STATED TASK: Start at the line containing "Convert this chart to structured JSON data." and transcribe every line exactly through the end of the records below, and only those lines.

TASK MATERIAL:
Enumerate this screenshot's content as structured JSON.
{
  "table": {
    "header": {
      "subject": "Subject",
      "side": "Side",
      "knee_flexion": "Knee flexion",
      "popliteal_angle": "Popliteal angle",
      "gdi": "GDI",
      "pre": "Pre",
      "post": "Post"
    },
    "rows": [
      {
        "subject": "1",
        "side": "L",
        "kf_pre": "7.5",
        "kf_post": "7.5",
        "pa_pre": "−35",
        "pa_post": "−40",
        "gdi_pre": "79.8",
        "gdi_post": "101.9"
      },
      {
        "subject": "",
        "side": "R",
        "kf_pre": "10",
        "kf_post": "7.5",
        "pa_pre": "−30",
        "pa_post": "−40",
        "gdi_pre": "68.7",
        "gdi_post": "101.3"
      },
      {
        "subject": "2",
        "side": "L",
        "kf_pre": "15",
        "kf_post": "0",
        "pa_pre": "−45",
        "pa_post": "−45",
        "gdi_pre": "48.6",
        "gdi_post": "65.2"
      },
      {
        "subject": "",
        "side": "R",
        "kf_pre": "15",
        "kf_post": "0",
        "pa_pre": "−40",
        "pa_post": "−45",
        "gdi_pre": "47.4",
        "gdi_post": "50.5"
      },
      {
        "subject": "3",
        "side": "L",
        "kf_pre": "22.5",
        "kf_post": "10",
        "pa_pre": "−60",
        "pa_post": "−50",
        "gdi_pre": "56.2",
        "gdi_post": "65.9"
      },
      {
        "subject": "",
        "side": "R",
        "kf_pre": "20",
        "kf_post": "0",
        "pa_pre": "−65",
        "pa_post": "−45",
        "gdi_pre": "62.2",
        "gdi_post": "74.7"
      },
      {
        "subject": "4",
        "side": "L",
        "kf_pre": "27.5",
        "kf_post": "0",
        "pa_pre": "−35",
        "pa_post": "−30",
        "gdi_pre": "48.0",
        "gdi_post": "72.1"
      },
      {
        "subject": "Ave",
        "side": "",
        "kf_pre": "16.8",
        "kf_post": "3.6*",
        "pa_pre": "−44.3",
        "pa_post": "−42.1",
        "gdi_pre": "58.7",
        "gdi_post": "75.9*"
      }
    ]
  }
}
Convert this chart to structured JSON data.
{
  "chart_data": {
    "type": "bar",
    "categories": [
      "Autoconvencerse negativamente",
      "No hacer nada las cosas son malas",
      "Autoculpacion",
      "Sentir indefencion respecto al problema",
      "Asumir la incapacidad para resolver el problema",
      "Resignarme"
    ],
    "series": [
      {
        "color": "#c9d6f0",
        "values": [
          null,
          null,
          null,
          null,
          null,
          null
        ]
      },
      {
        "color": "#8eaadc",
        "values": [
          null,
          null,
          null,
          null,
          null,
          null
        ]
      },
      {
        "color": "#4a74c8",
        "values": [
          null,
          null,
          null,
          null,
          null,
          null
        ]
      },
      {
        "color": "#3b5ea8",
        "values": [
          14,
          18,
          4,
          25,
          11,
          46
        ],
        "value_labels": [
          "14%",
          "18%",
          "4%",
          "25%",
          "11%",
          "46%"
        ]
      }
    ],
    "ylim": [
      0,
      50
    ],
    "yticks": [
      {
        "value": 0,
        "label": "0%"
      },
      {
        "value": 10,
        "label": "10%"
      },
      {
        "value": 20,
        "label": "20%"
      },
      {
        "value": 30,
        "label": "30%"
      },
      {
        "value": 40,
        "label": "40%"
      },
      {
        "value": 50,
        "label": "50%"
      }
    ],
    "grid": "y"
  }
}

RESULT:
Convert this chart to structured JSON data.
{
  "chart_data": {
    "type": "bar",
    "categories": [
      "Autoconvencerse negativamente",
      "No hacer nada las cosas son malas",
      "Autoculpacion",
      "Sentir indefencion respecto al problema",
      "Asumir la incapacidad para resolver el problema",
      "Resignarme"
    ],
    "series": [
      {
        "color": "#c9d6f0",
        "values": [
          null,
          null,
          null,
          null,
          null,
          null
        ]
      },
      {
        "color": "#8eaadc",
        "values": [
          null,
          null,
          null,
          null,
          null,
          null
        ]
      },
      {
        "color": "#4a74c8",
        "values": [
          null,
          null,
          null,
          null,
          null,
          null
        ]
      },
      {
        "color": "#3b5ea8",
        "values": [
          14,
          18,
          4,
          25,
          11,
          46
        ],
        "value_labels": [
          "14%",
          "18%",
          "4%",
          "25%",
          "11%",
          "46%"
        ]
      }
    ],
    "ylim": [
      0,
      50
    ],
    "yticks": [
      {
        "value": 0,
        "label": "0%"
      },
      {
        "value": 10,
        "label": "10%"
      },
      {
        "value": 20,
        "label": "20%"
      },
      {
        "value": 30,
        "label": "30%"
      },
      {
        "value": 40,
        "label": "40%"
      },
      {
        "value": 50,
        "label": "50%"
      }
    ],
    "grid": "y"
  }
}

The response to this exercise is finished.